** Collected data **
....

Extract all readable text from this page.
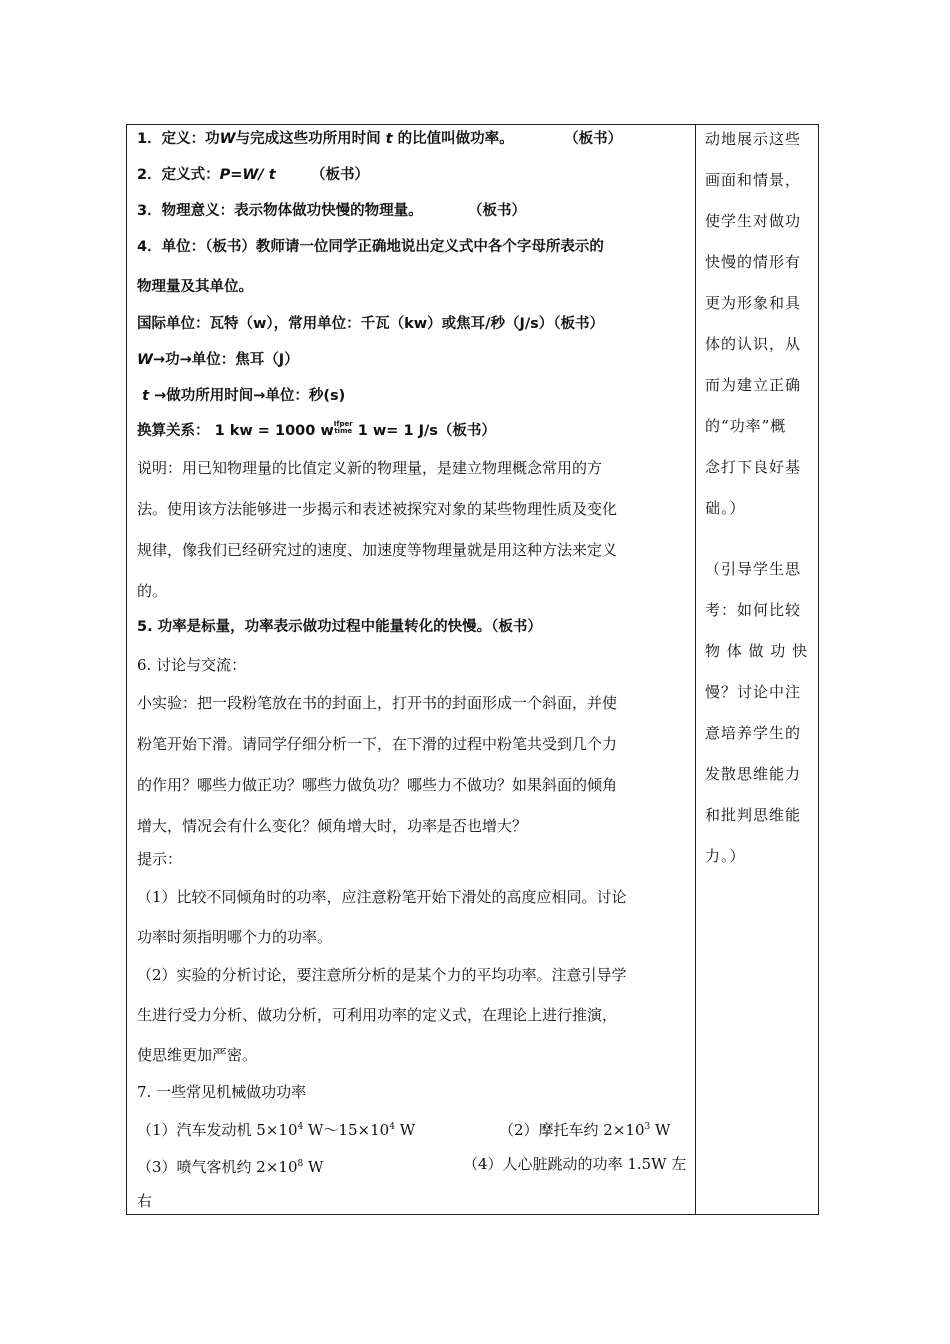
1．定义：功W与完成这些功所用时间 t 的比值叫做功率。	（板书）
2．定义式：P=W/ t （板书）
3．物理意义：表示物体做功快慢的物理量。	（板书）
4．单位：（板书）教师请一位同学正确地说出定义式中各个字母所表示的
物理量及其单位。
国际单位：瓦特（w），常用单位：千瓦（kw）或焦耳/秒（J/s）（板书）
W→功→单位：焦耳（J）
t →做功所用时间→单位：秒(s)
换算关系： 1 kw = 1000 wIfper
time 1 w= 1 J/s（板书）
说明：用已知物理量的比值定义新的物理量，是建立物理概念常用的方
法。使用该方法能够进一步揭示和表述被探究对象的某些物理性质及变化
规律，像我们已经研究过的速度、加速度等物理量就是用这种方法来定义
的。
5. 功率是标量，功率表示做功过程中能量转化的快慢。（板书）
6. 讨论与交流：
小实验：把一段粉笔放在书的封面上，打开书的封面形成一个斜面，并使
粉笔开始下滑。请同学仔细分析一下，在下滑的过程中粉笔共受到几个力
的作用？哪些力做正功？哪些力做负功？哪些力不做功？如果斜面的倾角
增大，情况会有什么变化？倾角增大时，功率是否也增大？
提示：
（1）比较不同倾角时的功率，应注意粉笔开始下滑处的高度应相同。讨论
功率时须指明哪个力的功率。
（2）实验的分析讨论，要注意所分析的是某个力的平均功率。注意引导学
生进行受力分析、做功分析，可利用功率的定义式，在理论上进行推演，
使思维更加严密。
7. 一些常见机械做功功率
（1）汽车发动机 $5\times 10^4$ $W\sim 15\times 10^4$ W	（2）摩托车约 $2\times 10^3$ W
（3）喷气客机约 $2\times 10^8$ W	（4）人心脏跳动的功率 1.5W 左
右
动地展示这些
画面和情景，
使学生对做功
快慢的情形有
更为形象和具
体的认识，从
而为建立正确
的“功率”概
念打下良好基
础。）
（引导学生思
考：如何比较
物 体 做 功 快
慢？讨论中注
意培养学生的
发散思维能力
和批判思维能
力。）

....

** Work required **
Restate the data above word for word. Do not include the images.

** Solution below **
Extract all readable text from this page.
1．定义：功W与完成这些功所用时间 t 的比值叫做功率。	（板书）
2．定义式：P=W/ t （板书）
3．物理意义：表示物体做功快慢的物理量。	（板书）
4．单位：（板书）教师请一位同学正确地说出定义式中各个字母所表示的
物理量及其单位。
国际单位：瓦特（w），常用单位：千瓦（kw）或焦耳/秒（J/s）（板书）
W→功→单位：焦耳（J）
t →做功所用时间→单位：秒(s)
换算关系： 1 kw = 1000 wIfper
time 1 w= 1 J/s（板书）
说明：用已知物理量的比值定义新的物理量，是建立物理概念常用的方
法。使用该方法能够进一步揭示和表述被探究对象的某些物理性质及变化
规律，像我们已经研究过的速度、加速度等物理量就是用这种方法来定义
的。
5. 功率是标量，功率表示做功过程中能量转化的快慢。（板书）
6. 讨论与交流：
小实验：把一段粉笔放在书的封面上，打开书的封面形成一个斜面，并使
粉笔开始下滑。请同学仔细分析一下，在下滑的过程中粉笔共受到几个力
的作用？哪些力做正功？哪些力做负功？哪些力不做功？如果斜面的倾角
增大，情况会有什么变化？倾角增大时，功率是否也增大？
提示：
（1）比较不同倾角时的功率，应注意粉笔开始下滑处的高度应相同。讨论
功率时须指明哪个力的功率。
（2）实验的分析讨论，要注意所分析的是某个力的平均功率。注意引导学
生进行受力分析、做功分析，可利用功率的定义式，在理论上进行推演，
使思维更加严密。
7. 一些常见机械做功功率
（1）汽车发动机 $5\times 10^4$ $W\sim 15\times 10^4$ W	（2）摩托车约 $2\times 10^3$ W
（3）喷气客机约 $2\times 10^8$ W	（4）人心脏跳动的功率 1.5W 左
右
动地展示这些
画面和情景，
使学生对做功
快慢的情形有
更为形象和具
体的认识，从
而为建立正确
的“功率”概
念打下良好基
础。）
（引导学生思
考：如何比较
物 体 做 功 快
慢？讨论中注
意培养学生的
发散思维能力
和批判思维能
力。）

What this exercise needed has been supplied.